Write out the records below once more, exactly as they stand.

### Data in this exercise

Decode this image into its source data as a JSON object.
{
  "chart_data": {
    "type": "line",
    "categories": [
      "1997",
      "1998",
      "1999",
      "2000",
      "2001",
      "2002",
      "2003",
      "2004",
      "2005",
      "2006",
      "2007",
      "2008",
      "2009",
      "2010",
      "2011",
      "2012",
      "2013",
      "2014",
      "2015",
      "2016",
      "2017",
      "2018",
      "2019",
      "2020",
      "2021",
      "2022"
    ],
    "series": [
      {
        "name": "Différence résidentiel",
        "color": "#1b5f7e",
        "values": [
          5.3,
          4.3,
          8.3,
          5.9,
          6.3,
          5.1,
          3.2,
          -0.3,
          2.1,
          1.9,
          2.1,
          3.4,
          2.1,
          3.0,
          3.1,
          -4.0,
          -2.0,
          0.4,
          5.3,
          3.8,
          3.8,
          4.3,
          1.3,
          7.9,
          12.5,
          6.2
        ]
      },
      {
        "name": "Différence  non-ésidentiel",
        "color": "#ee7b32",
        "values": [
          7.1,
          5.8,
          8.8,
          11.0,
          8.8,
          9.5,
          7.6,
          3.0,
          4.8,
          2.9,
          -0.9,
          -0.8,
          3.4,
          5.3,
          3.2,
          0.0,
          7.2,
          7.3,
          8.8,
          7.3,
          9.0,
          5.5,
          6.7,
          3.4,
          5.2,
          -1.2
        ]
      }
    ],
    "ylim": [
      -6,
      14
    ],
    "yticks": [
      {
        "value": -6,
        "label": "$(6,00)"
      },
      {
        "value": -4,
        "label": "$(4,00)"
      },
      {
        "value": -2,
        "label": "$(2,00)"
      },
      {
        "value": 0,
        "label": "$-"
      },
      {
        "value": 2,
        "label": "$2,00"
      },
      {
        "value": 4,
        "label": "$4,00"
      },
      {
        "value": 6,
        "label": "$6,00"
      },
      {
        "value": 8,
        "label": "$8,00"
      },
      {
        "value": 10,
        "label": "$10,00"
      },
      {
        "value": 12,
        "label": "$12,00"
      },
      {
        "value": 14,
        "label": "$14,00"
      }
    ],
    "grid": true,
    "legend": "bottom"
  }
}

######

> [Task answer]:
Decode this image into its source data as a JSON object.
{
  "chart_data": {
    "type": "line",
    "categories": [
      "1997",
      "1998",
      "1999",
      "2000",
      "2001",
      "2002",
      "2003",
      "2004",
      "2005",
      "2006",
      "2007",
      "2008",
      "2009",
      "2010",
      "2011",
      "2012",
      "2013",
      "2014",
      "2015",
      "2016",
      "2017",
      "2018",
      "2019",
      "2020",
      "2021",
      "2022"
    ],
    "series": [
      {
        "name": "Différence résidentiel",
        "color": "#1b5f7e",
        "values": [
          5.3,
          4.3,
          8.3,
          5.9,
          6.3,
          5.1,
          3.2,
          -0.3,
          2.1,
          1.9,
          2.1,
          3.4,
          2.1,
          3.0,
          3.1,
          -4.0,
          -2.0,
          0.4,
          5.3,
          3.8,
          3.8,
          4.3,
          1.3,
          7.9,
          12.5,
          6.2
        ]
      },
      {
        "name": "Différence  non-ésidentiel",
        "color": "#ee7b32",
        "values": [
          7.1,
          5.8,
          8.8,
          11.0,
          8.8,
          9.5,
          7.6,
          3.0,
          4.8,
          2.9,
          -0.9,
          -0.8,
          3.4,
          5.3,
          3.2,
          0.0,
          7.2,
          7.3,
          8.8,
          7.3,
          9.0,
          5.5,
          6.7,
          3.4,
          5.2,
          -1.2
        ]
      }
    ],
    "ylim": [
      -6,
      14
    ],
    "yticks": [
      {
        "value": -6,
        "label": "$(6,00)"
      },
      {
        "value": -4,
        "label": "$(4,00)"
      },
      {
        "value": -2,
        "label": "$(2,00)"
      },
      {
        "value": 0,
        "label": "$-"
      },
      {
        "value": 2,
        "label": "$2,00"
      },
      {
        "value": 4,
        "label": "$4,00"
      },
      {
        "value": 6,
        "label": "$6,00"
      },
      {
        "value": 8,
        "label": "$8,00"
      },
      {
        "value": 10,
        "label": "$10,00"
      },
      {
        "value": 12,
        "label": "$12,00"
      },
      {
        "value": 14,
        "label": "$14,00"
      }
    ],
    "grid": true,
    "legend": "bottom"
  }
}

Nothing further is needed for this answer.